TO DO - Make an exact copy of the lines below.

PROVIDED RECORDS -

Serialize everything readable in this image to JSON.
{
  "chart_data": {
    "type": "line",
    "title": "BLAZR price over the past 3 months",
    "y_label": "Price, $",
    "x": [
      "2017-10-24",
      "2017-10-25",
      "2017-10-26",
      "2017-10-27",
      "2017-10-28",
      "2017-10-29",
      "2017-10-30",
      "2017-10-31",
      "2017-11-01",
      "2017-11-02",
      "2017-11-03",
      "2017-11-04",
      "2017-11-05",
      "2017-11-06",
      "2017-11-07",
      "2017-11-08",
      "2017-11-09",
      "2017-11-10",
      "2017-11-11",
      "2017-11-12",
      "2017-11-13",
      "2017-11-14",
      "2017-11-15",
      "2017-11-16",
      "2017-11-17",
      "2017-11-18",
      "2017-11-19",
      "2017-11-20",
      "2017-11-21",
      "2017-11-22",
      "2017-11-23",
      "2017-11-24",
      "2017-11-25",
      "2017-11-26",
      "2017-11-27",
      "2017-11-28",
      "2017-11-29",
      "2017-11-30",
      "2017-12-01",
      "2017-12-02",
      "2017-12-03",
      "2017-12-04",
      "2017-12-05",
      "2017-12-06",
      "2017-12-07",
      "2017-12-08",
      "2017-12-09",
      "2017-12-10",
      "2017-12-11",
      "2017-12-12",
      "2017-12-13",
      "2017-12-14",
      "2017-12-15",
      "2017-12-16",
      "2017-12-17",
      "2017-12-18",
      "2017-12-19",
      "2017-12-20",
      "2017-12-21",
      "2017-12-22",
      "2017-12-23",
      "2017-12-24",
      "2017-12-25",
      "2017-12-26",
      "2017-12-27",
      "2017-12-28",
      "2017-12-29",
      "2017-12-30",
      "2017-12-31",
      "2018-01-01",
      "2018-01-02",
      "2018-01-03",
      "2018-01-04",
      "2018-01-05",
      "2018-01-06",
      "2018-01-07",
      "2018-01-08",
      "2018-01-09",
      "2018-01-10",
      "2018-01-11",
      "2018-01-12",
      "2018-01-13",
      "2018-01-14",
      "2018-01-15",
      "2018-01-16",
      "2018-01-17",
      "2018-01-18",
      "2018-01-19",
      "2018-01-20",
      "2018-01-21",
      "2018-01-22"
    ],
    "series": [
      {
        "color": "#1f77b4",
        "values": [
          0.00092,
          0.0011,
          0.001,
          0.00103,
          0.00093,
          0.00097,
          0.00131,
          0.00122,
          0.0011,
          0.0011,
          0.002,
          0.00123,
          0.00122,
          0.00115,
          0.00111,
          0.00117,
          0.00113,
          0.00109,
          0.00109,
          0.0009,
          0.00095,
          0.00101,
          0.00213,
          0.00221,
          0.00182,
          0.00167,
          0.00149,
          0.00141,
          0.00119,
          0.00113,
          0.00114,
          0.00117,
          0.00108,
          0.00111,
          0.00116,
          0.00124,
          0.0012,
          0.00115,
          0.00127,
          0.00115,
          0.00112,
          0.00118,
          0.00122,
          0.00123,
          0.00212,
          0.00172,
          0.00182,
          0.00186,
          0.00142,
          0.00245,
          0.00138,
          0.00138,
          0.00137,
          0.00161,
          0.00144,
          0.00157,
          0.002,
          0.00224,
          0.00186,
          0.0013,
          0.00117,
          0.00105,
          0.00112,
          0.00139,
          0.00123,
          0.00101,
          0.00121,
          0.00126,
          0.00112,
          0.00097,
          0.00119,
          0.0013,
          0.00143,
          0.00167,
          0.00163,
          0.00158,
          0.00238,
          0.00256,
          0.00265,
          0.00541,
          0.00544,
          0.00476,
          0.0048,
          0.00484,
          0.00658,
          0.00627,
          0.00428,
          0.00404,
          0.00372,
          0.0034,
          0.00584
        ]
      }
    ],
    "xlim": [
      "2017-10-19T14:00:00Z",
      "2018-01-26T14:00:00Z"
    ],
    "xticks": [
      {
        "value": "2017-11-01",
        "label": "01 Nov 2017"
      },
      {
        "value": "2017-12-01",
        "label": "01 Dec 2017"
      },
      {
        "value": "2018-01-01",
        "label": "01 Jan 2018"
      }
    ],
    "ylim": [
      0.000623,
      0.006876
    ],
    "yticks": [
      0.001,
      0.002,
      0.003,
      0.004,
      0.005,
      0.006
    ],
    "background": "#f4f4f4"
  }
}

ANSWER TO THE EXERCISE -
Serialize everything readable in this image to JSON.
{
  "chart_data": {
    "type": "line",
    "title": "BLAZR price over the past 3 months",
    "y_label": "Price, $",
    "x": [
      "2017-10-24",
      "2017-10-25",
      "2017-10-26",
      "2017-10-27",
      "2017-10-28",
      "2017-10-29",
      "2017-10-30",
      "2017-10-31",
      "2017-11-01",
      "2017-11-02",
      "2017-11-03",
      "2017-11-04",
      "2017-11-05",
      "2017-11-06",
      "2017-11-07",
      "2017-11-08",
      "2017-11-09",
      "2017-11-10",
      "2017-11-11",
      "2017-11-12",
      "2017-11-13",
      "2017-11-14",
      "2017-11-15",
      "2017-11-16",
      "2017-11-17",
      "2017-11-18",
      "2017-11-19",
      "2017-11-20",
      "2017-11-21",
      "2017-11-22",
      "2017-11-23",
      "2017-11-24",
      "2017-11-25",
      "2017-11-26",
      "2017-11-27",
      "2017-11-28",
      "2017-11-29",
      "2017-11-30",
      "2017-12-01",
      "2017-12-02",
      "2017-12-03",
      "2017-12-04",
      "2017-12-05",
      "2017-12-06",
      "2017-12-07",
      "2017-12-08",
      "2017-12-09",
      "2017-12-10",
      "2017-12-11",
      "2017-12-12",
      "2017-12-13",
      "2017-12-14",
      "2017-12-15",
      "2017-12-16",
      "2017-12-17",
      "2017-12-18",
      "2017-12-19",
      "2017-12-20",
      "2017-12-21",
      "2017-12-22",
      "2017-12-23",
      "2017-12-24",
      "2017-12-25",
      "2017-12-26",
      "2017-12-27",
      "2017-12-28",
      "2017-12-29",
      "2017-12-30",
      "2017-12-31",
      "2018-01-01",
      "2018-01-02",
      "2018-01-03",
      "2018-01-04",
      "2018-01-05",
      "2018-01-06",
      "2018-01-07",
      "2018-01-08",
      "2018-01-09",
      "2018-01-10",
      "2018-01-11",
      "2018-01-12",
      "2018-01-13",
      "2018-01-14",
      "2018-01-15",
      "2018-01-16",
      "2018-01-17",
      "2018-01-18",
      "2018-01-19",
      "2018-01-20",
      "2018-01-21",
      "2018-01-22"
    ],
    "series": [
      {
        "color": "#1f77b4",
        "values": [
          0.00092,
          0.0011,
          0.001,
          0.00103,
          0.00093,
          0.00097,
          0.00131,
          0.00122,
          0.0011,
          0.0011,
          0.002,
          0.00123,
          0.00122,
          0.00115,
          0.00111,
          0.00117,
          0.00113,
          0.00109,
          0.00109,
          0.0009,
          0.00095,
          0.00101,
          0.00213,
          0.00221,
          0.00182,
          0.00167,
          0.00149,
          0.00141,
          0.00119,
          0.00113,
          0.00114,
          0.00117,
          0.00108,
          0.00111,
          0.00116,
          0.00124,
          0.0012,
          0.00115,
          0.00127,
          0.00115,
          0.00112,
          0.00118,
          0.00122,
          0.00123,
          0.00212,
          0.00172,
          0.00182,
          0.00186,
          0.00142,
          0.00245,
          0.00138,
          0.00138,
          0.00137,
          0.00161,
          0.00144,
          0.00157,
          0.002,
          0.00224,
          0.00186,
          0.0013,
          0.00117,
          0.00105,
          0.00112,
          0.00139,
          0.00123,
          0.00101,
          0.00121,
          0.00126,
          0.00112,
          0.00097,
          0.00119,
          0.0013,
          0.00143,
          0.00167,
          0.00163,
          0.00158,
          0.00238,
          0.00256,
          0.00265,
          0.00541,
          0.00544,
          0.00476,
          0.0048,
          0.00484,
          0.00658,
          0.00627,
          0.00428,
          0.00404,
          0.00372,
          0.0034,
          0.00584
        ]
      }
    ],
    "xlim": [
      "2017-10-19T14:00:00Z",
      "2018-01-26T14:00:00Z"
    ],
    "xticks": [
      {
        "value": "2017-11-01",
        "label": "01 Nov 2017"
      },
      {
        "value": "2017-12-01",
        "label": "01 Dec 2017"
      },
      {
        "value": "2018-01-01",
        "label": "01 Jan 2018"
      }
    ],
    "ylim": [
      0.000623,
      0.006876
    ],
    "yticks": [
      0.001,
      0.002,
      0.003,
      0.004,
      0.005,
      0.006
    ],
    "background": "#f4f4f4"
  }
}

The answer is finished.